--- START Available data ---

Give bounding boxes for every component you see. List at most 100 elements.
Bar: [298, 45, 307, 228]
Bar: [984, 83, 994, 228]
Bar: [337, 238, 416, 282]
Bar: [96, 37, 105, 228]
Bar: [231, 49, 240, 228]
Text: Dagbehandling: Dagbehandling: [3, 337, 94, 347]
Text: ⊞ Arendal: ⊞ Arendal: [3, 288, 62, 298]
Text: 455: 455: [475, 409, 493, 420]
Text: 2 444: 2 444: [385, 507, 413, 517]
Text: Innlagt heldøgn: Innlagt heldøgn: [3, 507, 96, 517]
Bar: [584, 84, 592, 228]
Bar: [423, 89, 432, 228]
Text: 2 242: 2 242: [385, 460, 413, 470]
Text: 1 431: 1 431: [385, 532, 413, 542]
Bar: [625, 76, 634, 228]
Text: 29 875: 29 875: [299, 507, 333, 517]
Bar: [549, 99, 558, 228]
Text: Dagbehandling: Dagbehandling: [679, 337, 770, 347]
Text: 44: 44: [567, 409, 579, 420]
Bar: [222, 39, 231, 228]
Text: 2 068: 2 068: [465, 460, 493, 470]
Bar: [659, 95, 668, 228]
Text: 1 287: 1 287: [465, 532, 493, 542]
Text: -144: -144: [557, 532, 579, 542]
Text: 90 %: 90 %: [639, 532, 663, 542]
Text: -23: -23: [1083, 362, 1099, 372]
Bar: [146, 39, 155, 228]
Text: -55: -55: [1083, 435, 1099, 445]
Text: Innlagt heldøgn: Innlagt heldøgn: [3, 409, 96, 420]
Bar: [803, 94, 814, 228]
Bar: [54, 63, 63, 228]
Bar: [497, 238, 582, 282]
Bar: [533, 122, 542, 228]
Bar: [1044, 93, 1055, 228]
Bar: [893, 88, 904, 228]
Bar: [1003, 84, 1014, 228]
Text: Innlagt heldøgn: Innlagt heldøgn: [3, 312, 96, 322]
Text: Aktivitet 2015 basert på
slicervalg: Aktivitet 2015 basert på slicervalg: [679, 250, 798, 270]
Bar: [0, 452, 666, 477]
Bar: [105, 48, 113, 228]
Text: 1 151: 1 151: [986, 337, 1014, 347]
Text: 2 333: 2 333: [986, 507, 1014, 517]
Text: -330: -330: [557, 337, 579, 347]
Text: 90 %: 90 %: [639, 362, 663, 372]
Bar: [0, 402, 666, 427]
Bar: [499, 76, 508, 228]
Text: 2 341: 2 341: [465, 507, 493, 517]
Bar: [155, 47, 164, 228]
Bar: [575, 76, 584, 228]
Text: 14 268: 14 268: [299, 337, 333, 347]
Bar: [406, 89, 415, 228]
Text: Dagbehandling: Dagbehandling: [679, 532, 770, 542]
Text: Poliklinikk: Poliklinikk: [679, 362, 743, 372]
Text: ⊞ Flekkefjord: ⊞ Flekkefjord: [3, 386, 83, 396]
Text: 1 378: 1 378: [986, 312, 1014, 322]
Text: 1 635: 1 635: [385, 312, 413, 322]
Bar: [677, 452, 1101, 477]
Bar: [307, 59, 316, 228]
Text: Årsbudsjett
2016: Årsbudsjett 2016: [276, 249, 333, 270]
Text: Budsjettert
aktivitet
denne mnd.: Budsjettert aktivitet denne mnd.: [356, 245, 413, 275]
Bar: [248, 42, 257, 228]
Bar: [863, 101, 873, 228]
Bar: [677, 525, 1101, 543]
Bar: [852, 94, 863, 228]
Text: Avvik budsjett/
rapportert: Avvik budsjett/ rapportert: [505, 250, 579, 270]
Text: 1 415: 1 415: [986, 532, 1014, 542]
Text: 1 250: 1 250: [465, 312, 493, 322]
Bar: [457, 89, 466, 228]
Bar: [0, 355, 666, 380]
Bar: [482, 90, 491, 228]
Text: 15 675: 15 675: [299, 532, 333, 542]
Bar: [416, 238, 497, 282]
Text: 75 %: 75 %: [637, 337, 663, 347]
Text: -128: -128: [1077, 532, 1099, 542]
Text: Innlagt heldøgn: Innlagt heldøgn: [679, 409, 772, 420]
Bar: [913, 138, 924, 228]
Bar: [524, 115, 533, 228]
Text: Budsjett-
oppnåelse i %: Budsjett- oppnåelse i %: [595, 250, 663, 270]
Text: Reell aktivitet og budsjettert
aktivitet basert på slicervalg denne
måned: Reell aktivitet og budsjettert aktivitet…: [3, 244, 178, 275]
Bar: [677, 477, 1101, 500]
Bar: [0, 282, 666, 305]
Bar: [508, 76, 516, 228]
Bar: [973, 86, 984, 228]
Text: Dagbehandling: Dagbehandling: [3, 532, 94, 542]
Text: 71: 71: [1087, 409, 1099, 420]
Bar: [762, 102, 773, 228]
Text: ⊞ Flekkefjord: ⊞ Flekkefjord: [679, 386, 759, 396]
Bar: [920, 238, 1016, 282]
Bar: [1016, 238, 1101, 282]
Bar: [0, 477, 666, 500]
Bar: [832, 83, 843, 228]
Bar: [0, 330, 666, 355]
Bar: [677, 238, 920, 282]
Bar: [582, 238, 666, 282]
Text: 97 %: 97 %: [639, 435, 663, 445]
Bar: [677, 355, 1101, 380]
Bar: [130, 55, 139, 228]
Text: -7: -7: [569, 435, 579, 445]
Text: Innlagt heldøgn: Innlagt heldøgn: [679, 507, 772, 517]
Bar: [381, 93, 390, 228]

--- END Available data ---

**Stated problem:** Reproduce every line of the entries above with no changes.

**Task output:**
Give bounding boxes for every component you see. List at most 100 elements.
Bar: [298, 45, 307, 228]
Bar: [984, 83, 994, 228]
Bar: [337, 238, 416, 282]
Bar: [96, 37, 105, 228]
Bar: [231, 49, 240, 228]
Text: Dagbehandling: Dagbehandling: [3, 337, 94, 347]
Text: ⊞ Arendal: ⊞ Arendal: [3, 288, 62, 298]
Text: 455: 455: [475, 409, 493, 420]
Text: 2 444: 2 444: [385, 507, 413, 517]
Text: Innlagt heldøgn: Innlagt heldøgn: [3, 507, 96, 517]
Bar: [584, 84, 592, 228]
Bar: [423, 89, 432, 228]
Text: 2 242: 2 242: [385, 460, 413, 470]
Text: 1 431: 1 431: [385, 532, 413, 542]
Bar: [625, 76, 634, 228]
Text: 29 875: 29 875: [299, 507, 333, 517]
Bar: [549, 99, 558, 228]
Text: Dagbehandling: Dagbehandling: [679, 337, 770, 347]
Text: 44: 44: [567, 409, 579, 420]
Bar: [222, 39, 231, 228]
Text: 2 068: 2 068: [465, 460, 493, 470]
Bar: [659, 95, 668, 228]
Text: 1 287: 1 287: [465, 532, 493, 542]
Text: -144: -144: [557, 532, 579, 542]
Text: 90 %: 90 %: [639, 532, 663, 542]
Text: -23: -23: [1083, 362, 1099, 372]
Bar: [146, 39, 155, 228]
Text: -55: -55: [1083, 435, 1099, 445]
Text: Innlagt heldøgn: Innlagt heldøgn: [3, 409, 96, 420]
Bar: [803, 94, 814, 228]
Bar: [54, 63, 63, 228]
Bar: [497, 238, 582, 282]
Bar: [533, 122, 542, 228]
Bar: [1044, 93, 1055, 228]
Bar: [893, 88, 904, 228]
Bar: [1003, 84, 1014, 228]
Text: Innlagt heldøgn: Innlagt heldøgn: [3, 312, 96, 322]
Text: Aktivitet 2015 basert på
slicervalg: Aktivitet 2015 basert på slicervalg: [679, 250, 798, 270]
Bar: [0, 452, 666, 477]
Bar: [105, 48, 113, 228]
Text: 1 151: 1 151: [986, 337, 1014, 347]
Text: 2 333: 2 333: [986, 507, 1014, 517]
Text: -330: -330: [557, 337, 579, 347]
Text: 90 %: 90 %: [639, 362, 663, 372]
Bar: [0, 402, 666, 427]
Bar: [499, 76, 508, 228]
Text: 2 341: 2 341: [465, 507, 493, 517]
Bar: [155, 47, 164, 228]
Bar: [575, 76, 584, 228]
Text: 14 268: 14 268: [299, 337, 333, 347]
Bar: [406, 89, 415, 228]
Text: Dagbehandling: Dagbehandling: [679, 532, 770, 542]
Text: Poliklinikk: Poliklinikk: [679, 362, 743, 372]
Text: ⊞ Flekkefjord: ⊞ Flekkefjord: [3, 386, 83, 396]
Text: 1 378: 1 378: [986, 312, 1014, 322]
Text: 1 635: 1 635: [385, 312, 413, 322]
Bar: [677, 452, 1101, 477]
Bar: [307, 59, 316, 228]
Text: Årsbudsjett
2016: Årsbudsjett 2016: [276, 249, 333, 270]
Text: Budsjettert
aktivitet
denne mnd.: Budsjettert aktivitet denne mnd.: [356, 245, 413, 275]
Bar: [248, 42, 257, 228]
Bar: [863, 101, 873, 228]
Bar: [677, 525, 1101, 543]
Bar: [852, 94, 863, 228]
Text: Avvik budsjett/
rapportert: Avvik budsjett/ rapportert: [505, 250, 579, 270]
Text: 1 415: 1 415: [986, 532, 1014, 542]
Text: 1 250: 1 250: [465, 312, 493, 322]
Bar: [457, 89, 466, 228]
Bar: [0, 355, 666, 380]
Bar: [482, 90, 491, 228]
Text: 15 675: 15 675: [299, 532, 333, 542]
Bar: [416, 238, 497, 282]
Text: 75 %: 75 %: [637, 337, 663, 347]
Text: -128: -128: [1077, 532, 1099, 542]
Text: Innlagt heldøgn: Innlagt heldøgn: [679, 409, 772, 420]
Bar: [913, 138, 924, 228]
Bar: [524, 115, 533, 228]
Text: Budsjett-
oppnåelse i %: Budsjett- oppnåelse i %: [595, 250, 663, 270]
Text: Reell aktivitet og budsjettert
aktivitet basert på slicervalg denne
måned: Reell aktivitet og budsjettert aktivitet…: [3, 244, 178, 275]
Bar: [677, 477, 1101, 500]
Bar: [0, 282, 666, 305]
Bar: [508, 76, 516, 228]
Bar: [973, 86, 984, 228]
Text: Dagbehandling: Dagbehandling: [3, 532, 94, 542]
Text: 71: 71: [1087, 409, 1099, 420]
Bar: [762, 102, 773, 228]
Text: ⊞ Flekkefjord: ⊞ Flekkefjord: [679, 386, 759, 396]
Bar: [920, 238, 1016, 282]
Bar: [1016, 238, 1101, 282]
Bar: [0, 477, 666, 500]
Bar: [832, 83, 843, 228]
Bar: [0, 330, 666, 355]
Bar: [677, 238, 920, 282]
Bar: [582, 238, 666, 282]
Text: 97 %: 97 %: [639, 435, 663, 445]
Bar: [677, 355, 1101, 380]
Bar: [130, 55, 139, 228]
Text: -7: -7: [569, 435, 579, 445]
Text: Innlagt heldøgn: Innlagt heldøgn: [679, 507, 772, 517]
Bar: [381, 93, 390, 228]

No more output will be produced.